Records about charts and figures
● ● ● ● ● ● ●
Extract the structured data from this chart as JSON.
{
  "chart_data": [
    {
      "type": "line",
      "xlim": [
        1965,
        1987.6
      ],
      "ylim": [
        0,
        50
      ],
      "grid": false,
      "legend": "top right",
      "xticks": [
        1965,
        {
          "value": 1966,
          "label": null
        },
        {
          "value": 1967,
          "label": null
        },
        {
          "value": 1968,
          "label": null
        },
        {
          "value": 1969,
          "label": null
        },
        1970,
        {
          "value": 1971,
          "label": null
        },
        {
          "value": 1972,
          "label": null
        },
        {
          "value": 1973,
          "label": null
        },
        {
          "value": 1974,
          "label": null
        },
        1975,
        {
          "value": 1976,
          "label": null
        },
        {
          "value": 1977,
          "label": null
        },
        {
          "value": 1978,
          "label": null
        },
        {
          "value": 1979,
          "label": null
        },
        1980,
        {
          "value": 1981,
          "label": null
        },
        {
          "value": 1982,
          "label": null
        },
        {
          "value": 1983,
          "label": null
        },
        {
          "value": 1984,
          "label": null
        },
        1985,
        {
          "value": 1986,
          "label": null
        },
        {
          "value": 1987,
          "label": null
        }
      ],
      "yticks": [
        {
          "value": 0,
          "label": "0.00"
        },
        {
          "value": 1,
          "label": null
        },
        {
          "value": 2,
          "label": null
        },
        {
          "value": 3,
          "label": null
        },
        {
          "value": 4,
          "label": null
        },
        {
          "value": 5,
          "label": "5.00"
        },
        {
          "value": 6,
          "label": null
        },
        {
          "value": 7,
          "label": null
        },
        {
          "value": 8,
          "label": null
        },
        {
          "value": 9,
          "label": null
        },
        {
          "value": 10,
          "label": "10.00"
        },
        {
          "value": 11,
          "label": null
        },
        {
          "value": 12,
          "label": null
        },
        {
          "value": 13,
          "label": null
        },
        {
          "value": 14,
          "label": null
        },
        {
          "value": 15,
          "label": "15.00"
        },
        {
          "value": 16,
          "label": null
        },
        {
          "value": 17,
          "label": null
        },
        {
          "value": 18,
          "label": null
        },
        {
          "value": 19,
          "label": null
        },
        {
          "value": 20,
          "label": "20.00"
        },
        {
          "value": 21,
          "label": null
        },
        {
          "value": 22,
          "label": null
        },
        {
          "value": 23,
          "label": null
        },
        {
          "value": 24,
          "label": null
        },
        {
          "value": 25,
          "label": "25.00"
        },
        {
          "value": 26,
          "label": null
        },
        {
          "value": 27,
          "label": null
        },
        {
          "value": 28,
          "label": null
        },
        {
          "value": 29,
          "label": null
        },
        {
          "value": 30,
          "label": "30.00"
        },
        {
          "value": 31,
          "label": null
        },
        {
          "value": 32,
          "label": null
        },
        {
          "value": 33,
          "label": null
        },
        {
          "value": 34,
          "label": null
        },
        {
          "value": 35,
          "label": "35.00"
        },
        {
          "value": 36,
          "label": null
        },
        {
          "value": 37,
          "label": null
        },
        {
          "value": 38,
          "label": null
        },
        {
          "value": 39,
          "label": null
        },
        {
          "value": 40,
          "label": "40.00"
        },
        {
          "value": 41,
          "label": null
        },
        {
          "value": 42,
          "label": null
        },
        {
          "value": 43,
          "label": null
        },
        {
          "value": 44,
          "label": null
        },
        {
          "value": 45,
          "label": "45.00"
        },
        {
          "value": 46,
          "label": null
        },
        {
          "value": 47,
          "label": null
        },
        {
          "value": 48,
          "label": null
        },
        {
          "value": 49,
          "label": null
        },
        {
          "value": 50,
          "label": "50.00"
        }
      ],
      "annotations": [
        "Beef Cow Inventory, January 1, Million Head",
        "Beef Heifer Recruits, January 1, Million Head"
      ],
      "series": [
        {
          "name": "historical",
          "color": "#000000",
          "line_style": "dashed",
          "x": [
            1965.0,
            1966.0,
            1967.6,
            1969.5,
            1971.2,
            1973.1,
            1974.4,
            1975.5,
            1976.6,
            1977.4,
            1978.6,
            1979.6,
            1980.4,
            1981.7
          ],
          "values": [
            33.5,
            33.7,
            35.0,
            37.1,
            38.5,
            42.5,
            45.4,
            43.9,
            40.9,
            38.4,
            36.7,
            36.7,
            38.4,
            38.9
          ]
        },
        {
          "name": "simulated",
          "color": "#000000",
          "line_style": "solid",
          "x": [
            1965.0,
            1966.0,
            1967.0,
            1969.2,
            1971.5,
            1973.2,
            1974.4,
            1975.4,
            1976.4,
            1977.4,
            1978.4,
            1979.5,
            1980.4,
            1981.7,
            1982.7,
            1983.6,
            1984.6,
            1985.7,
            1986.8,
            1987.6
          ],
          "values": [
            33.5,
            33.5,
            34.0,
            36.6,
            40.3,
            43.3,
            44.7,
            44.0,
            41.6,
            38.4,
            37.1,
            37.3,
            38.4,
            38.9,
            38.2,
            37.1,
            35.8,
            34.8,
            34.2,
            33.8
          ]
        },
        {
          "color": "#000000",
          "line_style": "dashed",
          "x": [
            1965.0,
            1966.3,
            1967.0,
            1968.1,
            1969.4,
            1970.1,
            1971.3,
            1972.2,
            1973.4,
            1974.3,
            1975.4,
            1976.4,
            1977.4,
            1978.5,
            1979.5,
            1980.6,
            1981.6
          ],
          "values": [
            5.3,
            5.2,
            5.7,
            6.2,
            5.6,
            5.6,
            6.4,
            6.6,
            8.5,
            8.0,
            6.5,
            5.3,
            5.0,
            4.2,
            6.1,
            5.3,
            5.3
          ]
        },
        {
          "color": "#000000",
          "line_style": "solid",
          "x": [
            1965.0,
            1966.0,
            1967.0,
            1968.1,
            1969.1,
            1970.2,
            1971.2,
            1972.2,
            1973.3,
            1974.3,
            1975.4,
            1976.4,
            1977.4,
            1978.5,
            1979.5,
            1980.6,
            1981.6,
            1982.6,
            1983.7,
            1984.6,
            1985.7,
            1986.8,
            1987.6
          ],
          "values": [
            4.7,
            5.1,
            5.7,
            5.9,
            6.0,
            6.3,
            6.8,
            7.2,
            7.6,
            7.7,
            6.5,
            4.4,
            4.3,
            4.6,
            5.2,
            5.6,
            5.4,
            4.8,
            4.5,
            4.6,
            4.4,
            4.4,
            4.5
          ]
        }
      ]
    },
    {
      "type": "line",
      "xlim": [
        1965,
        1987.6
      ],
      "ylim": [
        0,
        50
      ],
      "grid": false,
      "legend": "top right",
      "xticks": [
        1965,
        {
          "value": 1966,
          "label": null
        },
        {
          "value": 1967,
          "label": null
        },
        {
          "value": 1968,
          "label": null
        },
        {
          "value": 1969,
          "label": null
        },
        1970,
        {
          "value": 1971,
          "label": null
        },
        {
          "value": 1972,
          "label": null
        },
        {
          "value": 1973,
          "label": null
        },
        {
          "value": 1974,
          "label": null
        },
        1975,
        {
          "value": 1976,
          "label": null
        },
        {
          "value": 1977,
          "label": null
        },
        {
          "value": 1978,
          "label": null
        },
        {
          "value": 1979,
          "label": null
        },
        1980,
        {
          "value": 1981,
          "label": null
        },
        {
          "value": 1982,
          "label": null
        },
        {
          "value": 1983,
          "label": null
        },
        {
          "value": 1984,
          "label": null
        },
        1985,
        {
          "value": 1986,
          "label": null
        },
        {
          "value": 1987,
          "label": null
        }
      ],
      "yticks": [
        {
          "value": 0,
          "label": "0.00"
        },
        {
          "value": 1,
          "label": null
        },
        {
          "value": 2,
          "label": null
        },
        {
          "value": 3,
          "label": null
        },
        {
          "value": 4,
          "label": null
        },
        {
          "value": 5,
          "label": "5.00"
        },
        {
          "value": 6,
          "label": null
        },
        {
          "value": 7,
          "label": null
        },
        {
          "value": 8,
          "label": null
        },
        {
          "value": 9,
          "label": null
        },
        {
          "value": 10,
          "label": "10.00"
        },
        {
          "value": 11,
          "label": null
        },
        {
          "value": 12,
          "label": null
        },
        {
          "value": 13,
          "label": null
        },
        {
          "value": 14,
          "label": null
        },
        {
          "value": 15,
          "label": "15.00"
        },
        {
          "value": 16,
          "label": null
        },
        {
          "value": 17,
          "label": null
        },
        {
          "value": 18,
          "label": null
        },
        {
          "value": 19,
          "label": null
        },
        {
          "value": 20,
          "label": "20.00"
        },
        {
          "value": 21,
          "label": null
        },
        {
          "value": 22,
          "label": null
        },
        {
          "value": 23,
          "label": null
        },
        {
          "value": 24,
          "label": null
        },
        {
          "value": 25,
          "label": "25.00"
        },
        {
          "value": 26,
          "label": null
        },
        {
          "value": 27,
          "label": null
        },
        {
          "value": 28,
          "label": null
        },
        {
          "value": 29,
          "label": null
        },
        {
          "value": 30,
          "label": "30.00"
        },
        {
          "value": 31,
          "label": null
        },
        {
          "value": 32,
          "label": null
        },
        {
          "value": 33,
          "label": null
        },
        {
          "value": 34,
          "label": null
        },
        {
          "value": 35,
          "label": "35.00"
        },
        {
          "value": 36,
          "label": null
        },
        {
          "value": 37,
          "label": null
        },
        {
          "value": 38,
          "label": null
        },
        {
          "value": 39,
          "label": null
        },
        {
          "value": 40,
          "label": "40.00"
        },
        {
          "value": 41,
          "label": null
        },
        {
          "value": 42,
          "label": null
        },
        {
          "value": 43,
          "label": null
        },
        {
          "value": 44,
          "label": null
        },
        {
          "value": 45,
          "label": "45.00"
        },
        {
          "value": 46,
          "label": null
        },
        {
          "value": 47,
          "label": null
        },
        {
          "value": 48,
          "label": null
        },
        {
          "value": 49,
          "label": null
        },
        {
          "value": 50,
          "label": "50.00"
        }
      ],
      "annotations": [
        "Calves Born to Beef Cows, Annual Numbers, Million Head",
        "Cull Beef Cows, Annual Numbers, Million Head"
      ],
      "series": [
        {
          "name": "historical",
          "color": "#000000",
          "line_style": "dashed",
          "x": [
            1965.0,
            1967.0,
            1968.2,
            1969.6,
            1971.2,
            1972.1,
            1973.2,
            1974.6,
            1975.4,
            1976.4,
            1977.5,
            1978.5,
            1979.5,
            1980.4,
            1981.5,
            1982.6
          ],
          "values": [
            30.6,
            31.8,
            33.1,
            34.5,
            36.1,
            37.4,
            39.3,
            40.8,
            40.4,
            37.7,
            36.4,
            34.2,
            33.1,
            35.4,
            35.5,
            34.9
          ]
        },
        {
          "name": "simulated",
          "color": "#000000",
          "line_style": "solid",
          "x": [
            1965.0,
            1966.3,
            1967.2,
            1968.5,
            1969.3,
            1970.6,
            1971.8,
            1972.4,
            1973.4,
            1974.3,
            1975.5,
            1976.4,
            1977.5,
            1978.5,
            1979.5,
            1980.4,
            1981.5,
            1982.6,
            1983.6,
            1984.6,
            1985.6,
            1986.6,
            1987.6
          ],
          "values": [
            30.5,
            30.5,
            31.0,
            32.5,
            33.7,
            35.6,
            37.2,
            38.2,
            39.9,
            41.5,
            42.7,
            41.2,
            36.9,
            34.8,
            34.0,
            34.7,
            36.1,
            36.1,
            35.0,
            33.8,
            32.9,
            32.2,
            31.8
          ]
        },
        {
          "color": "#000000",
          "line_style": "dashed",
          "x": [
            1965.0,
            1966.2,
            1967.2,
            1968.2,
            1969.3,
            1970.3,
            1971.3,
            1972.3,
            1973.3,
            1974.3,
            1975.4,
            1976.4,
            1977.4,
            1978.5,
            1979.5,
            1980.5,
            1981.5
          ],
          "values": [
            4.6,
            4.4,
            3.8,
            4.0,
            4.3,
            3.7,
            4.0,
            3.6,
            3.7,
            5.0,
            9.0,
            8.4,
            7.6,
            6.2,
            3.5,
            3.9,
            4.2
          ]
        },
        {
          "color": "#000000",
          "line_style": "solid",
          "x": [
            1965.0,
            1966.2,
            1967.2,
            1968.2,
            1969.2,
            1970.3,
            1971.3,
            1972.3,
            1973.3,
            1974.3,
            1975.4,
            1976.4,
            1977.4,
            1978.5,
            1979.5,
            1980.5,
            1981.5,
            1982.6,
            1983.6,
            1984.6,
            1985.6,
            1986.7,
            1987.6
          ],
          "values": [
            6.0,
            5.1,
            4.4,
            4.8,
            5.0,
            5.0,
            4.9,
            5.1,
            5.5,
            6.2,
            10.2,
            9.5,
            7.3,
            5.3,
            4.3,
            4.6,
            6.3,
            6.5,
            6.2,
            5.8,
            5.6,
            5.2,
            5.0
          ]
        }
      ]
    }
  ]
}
● ● ● ● ● ● ●
> Your instructions: Look above for every line with the word "Numbers" and copy it.

> Exercise solution:
        "Calves Born to Beef Cows, Annual Numbers, Million Head",
        "Cull Beef Cows, Annual Numbers, Million Head"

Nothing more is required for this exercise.